[Work instructions]
Take the material and output all of it exactly.

[Items]
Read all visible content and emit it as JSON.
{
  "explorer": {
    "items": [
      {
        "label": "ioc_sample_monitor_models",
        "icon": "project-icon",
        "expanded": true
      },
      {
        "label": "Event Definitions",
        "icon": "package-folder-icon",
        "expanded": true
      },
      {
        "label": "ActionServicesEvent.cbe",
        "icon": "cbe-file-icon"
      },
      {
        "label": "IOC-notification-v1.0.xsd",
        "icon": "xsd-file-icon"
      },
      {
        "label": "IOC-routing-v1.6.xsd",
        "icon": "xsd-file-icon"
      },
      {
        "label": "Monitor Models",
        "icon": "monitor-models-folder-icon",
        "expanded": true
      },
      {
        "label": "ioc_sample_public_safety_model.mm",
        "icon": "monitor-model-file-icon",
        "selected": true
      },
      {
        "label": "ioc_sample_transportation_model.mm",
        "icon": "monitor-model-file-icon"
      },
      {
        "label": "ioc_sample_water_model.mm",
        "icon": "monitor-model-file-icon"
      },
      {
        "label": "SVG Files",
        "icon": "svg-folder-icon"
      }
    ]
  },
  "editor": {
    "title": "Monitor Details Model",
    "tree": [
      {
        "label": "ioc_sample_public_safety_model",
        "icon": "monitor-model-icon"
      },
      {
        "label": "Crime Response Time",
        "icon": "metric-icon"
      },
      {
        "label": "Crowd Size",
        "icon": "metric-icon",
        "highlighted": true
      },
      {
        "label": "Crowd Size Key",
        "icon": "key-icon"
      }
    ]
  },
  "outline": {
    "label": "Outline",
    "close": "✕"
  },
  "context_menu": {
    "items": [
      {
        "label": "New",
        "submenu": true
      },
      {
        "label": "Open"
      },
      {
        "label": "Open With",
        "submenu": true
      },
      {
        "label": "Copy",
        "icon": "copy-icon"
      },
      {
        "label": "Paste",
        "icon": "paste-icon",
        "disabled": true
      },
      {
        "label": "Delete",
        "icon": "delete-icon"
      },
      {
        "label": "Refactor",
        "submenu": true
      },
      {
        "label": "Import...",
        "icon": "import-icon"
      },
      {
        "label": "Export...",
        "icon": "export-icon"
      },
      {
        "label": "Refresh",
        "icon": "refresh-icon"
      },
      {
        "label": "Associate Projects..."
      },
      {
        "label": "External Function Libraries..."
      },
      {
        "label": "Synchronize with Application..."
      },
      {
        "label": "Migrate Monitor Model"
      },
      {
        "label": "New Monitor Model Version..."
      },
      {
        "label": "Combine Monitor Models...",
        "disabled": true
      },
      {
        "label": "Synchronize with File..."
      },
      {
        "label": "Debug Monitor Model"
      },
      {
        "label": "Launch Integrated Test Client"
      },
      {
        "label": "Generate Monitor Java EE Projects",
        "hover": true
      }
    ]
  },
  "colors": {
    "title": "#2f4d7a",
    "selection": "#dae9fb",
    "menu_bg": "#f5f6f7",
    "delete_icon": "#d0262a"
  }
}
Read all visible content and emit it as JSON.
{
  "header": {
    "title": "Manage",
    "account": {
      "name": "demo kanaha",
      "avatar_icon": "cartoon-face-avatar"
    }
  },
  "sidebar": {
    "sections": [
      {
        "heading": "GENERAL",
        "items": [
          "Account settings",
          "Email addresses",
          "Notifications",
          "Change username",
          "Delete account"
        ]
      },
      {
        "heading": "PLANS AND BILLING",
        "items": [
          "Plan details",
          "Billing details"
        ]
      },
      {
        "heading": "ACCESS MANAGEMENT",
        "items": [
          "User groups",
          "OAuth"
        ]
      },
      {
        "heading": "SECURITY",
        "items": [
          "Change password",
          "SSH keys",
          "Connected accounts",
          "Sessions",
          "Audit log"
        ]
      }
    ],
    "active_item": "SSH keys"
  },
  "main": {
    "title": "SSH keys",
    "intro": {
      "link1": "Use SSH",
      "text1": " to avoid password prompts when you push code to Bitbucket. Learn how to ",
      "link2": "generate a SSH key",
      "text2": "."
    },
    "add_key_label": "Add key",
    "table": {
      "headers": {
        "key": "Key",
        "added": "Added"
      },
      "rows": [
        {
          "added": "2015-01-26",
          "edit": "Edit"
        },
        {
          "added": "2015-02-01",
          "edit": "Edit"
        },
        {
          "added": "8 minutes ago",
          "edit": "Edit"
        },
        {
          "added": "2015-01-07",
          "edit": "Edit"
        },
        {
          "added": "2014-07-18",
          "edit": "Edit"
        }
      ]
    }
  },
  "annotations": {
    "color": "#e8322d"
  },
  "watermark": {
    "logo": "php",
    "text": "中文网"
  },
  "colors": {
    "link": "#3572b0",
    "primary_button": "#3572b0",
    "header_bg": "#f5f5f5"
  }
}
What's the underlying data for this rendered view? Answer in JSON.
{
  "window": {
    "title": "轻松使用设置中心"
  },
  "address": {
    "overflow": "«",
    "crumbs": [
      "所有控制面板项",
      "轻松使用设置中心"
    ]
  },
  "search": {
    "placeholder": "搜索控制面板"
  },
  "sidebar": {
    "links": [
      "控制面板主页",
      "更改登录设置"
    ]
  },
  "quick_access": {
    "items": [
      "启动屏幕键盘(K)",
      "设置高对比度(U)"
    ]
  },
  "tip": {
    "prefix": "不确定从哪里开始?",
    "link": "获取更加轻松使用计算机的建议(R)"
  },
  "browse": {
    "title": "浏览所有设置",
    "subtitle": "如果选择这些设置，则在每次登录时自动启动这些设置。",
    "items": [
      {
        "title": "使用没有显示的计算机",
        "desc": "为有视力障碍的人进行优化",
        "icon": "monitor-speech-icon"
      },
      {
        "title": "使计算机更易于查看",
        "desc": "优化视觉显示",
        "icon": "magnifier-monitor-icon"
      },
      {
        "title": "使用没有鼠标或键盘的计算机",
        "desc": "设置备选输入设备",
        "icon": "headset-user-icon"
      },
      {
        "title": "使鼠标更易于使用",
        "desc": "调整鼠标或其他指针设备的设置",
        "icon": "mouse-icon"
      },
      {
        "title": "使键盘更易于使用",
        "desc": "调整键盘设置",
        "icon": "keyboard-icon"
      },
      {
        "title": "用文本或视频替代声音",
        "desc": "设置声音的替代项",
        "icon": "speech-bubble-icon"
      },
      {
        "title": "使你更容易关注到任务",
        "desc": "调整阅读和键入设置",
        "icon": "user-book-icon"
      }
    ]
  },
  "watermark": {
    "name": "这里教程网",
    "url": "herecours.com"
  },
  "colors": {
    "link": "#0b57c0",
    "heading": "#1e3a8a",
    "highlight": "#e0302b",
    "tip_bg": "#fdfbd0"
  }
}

[The completed task]
Read all visible content and emit it as JSON.
{
  "explorer": {
    "items": [
      {
        "label": "ioc_sample_monitor_models",
        "icon": "project-icon",
        "expanded": true
      },
      {
        "label": "Event Definitions",
        "icon": "package-folder-icon",
        "expanded": true
      },
      {
        "label": "ActionServicesEvent.cbe",
        "icon": "cbe-file-icon"
      },
      {
        "label": "IOC-notification-v1.0.xsd",
        "icon": "xsd-file-icon"
      },
      {
        "label": "IOC-routing-v1.6.xsd",
        "icon": "xsd-file-icon"
      },
      {
        "label": "Monitor Models",
        "icon": "monitor-models-folder-icon",
        "expanded": true
      },
      {
        "label": "ioc_sample_public_safety_model.mm",
        "icon": "monitor-model-file-icon",
        "selected": true
      },
      {
        "label": "ioc_sample_transportation_model.mm",
        "icon": "monitor-model-file-icon"
      },
      {
        "label": "ioc_sample_water_model.mm",
        "icon": "monitor-model-file-icon"
      },
      {
        "label": "SVG Files",
        "icon": "svg-folder-icon"
      }
    ]
  },
  "editor": {
    "title": "Monitor Details Model",
    "tree": [
      {
        "label": "ioc_sample_public_safety_model",
        "icon": "monitor-model-icon"
      },
      {
        "label": "Crime Response Time",
        "icon": "metric-icon"
      },
      {
        "label": "Crowd Size",
        "icon": "metric-icon",
        "highlighted": true
      },
      {
        "label": "Crowd Size Key",
        "icon": "key-icon"
      }
    ]
  },
  "outline": {
    "label": "Outline",
    "close": "✕"
  },
  "context_menu": {
    "items": [
      {
        "label": "New",
        "submenu": true
      },
      {
        "label": "Open"
      },
      {
        "label": "Open With",
        "submenu": true
      },
      {
        "label": "Copy",
        "icon": "copy-icon"
      },
      {
        "label": "Paste",
        "icon": "paste-icon",
        "disabled": true
      },
      {
        "label": "Delete",
        "icon": "delete-icon"
      },
      {
        "label": "Refactor",
        "submenu": true
      },
      {
        "label": "Import...",
        "icon": "import-icon"
      },
      {
        "label": "Export...",
        "icon": "export-icon"
      },
      {
        "label": "Refresh",
        "icon": "refresh-icon"
      },
      {
        "label": "Associate Projects..."
      },
      {
        "label": "External Function Libraries..."
      },
      {
        "label": "Synchronize with Application..."
      },
      {
        "label": "Migrate Monitor Model"
      },
      {
        "label": "New Monitor Model Version..."
      },
      {
        "label": "Combine Monitor Models...",
        "disabled": true
      },
      {
        "label": "Synchronize with File..."
      },
      {
        "label": "Debug Monitor Model"
      },
      {
        "label": "Launch Integrated Test Client"
      },
      {
        "label": "Generate Monitor Java EE Projects",
        "hover": true
      }
    ]
  },
  "colors": {
    "title": "#2f4d7a",
    "selection": "#dae9fb",
    "menu_bg": "#f5f6f7",
    "delete_icon": "#d0262a"
  }
}
Read all visible content and emit it as JSON.
{
  "header": {
    "title": "Manage",
    "account": {
      "name": "demo kanaha",
      "avatar_icon": "cartoon-face-avatar"
    }
  },
  "sidebar": {
    "sections": [
      {
        "heading": "GENERAL",
        "items": [
          "Account settings",
          "Email addresses",
          "Notifications",
          "Change username",
          "Delete account"
        ]
      },
      {
        "heading": "PLANS AND BILLING",
        "items": [
          "Plan details",
          "Billing details"
        ]
      },
      {
        "heading": "ACCESS MANAGEMENT",
        "items": [
          "User groups",
          "OAuth"
        ]
      },
      {
        "heading": "SECURITY",
        "items": [
          "Change password",
          "SSH keys",
          "Connected accounts",
          "Sessions",
          "Audit log"
        ]
      }
    ],
    "active_item": "SSH keys"
  },
  "main": {
    "title": "SSH keys",
    "intro": {
      "link1": "Use SSH",
      "text1": " to avoid password prompts when you push code to Bitbucket. Learn how to ",
      "link2": "generate a SSH key",
      "text2": "."
    },
    "add_key_label": "Add key",
    "table": {
      "headers": {
        "key": "Key",
        "added": "Added"
      },
      "rows": [
        {
          "added": "2015-01-26",
          "edit": "Edit"
        },
        {
          "added": "2015-02-01",
          "edit": "Edit"
        },
        {
          "added": "8 minutes ago",
          "edit": "Edit"
        },
        {
          "added": "2015-01-07",
          "edit": "Edit"
        },
        {
          "added": "2014-07-18",
          "edit": "Edit"
        }
      ]
    }
  },
  "annotations": {
    "color": "#e8322d"
  },
  "watermark": {
    "logo": "php",
    "text": "中文网"
  },
  "colors": {
    "link": "#3572b0",
    "primary_button": "#3572b0",
    "header_bg": "#f5f5f5"
  }
}
What's the underlying data for this rendered view? Answer in JSON.
{
  "window": {
    "title": "轻松使用设置中心"
  },
  "address": {
    "overflow": "«",
    "crumbs": [
      "所有控制面板项",
      "轻松使用设置中心"
    ]
  },
  "search": {
    "placeholder": "搜索控制面板"
  },
  "sidebar": {
    "links": [
      "控制面板主页",
      "更改登录设置"
    ]
  },
  "quick_access": {
    "items": [
      "启动屏幕键盘(K)",
      "设置高对比度(U)"
    ]
  },
  "tip": {
    "prefix": "不确定从哪里开始?",
    "link": "获取更加轻松使用计算机的建议(R)"
  },
  "browse": {
    "title": "浏览所有设置",
    "subtitle": "如果选择这些设置，则在每次登录时自动启动这些设置。",
    "items": [
      {
        "title": "使用没有显示的计算机",
        "desc": "为有视力障碍的人进行优化",
        "icon": "monitor-speech-icon"
      },
      {
        "title": "使计算机更易于查看",
        "desc": "优化视觉显示",
        "icon": "magnifier-monitor-icon"
      },
      {
        "title": "使用没有鼠标或键盘的计算机",
        "desc": "设置备选输入设备",
        "icon": "headset-user-icon"
      },
      {
        "title": "使鼠标更易于使用",
        "desc": "调整鼠标或其他指针设备的设置",
        "icon": "mouse-icon"
      },
      {
        "title": "使键盘更易于使用",
        "desc": "调整键盘设置",
        "icon": "keyboard-icon"
      },
      {
        "title": "用文本或视频替代声音",
        "desc": "设置声音的替代项",
        "icon": "speech-bubble-icon"
      },
      {
        "title": "使你更容易关注到任务",
        "desc": "调整阅读和键入设置",
        "icon": "user-book-icon"
      }
    ]
  },
  "watermark": {
    "name": "这里教程网",
    "url": "herecours.com"
  },
  "colors": {
    "link": "#0b57c0",
    "heading": "#1e3a8a",
    "highlight": "#e0302b",
    "tip_bg": "#fdfbd0"
  }
}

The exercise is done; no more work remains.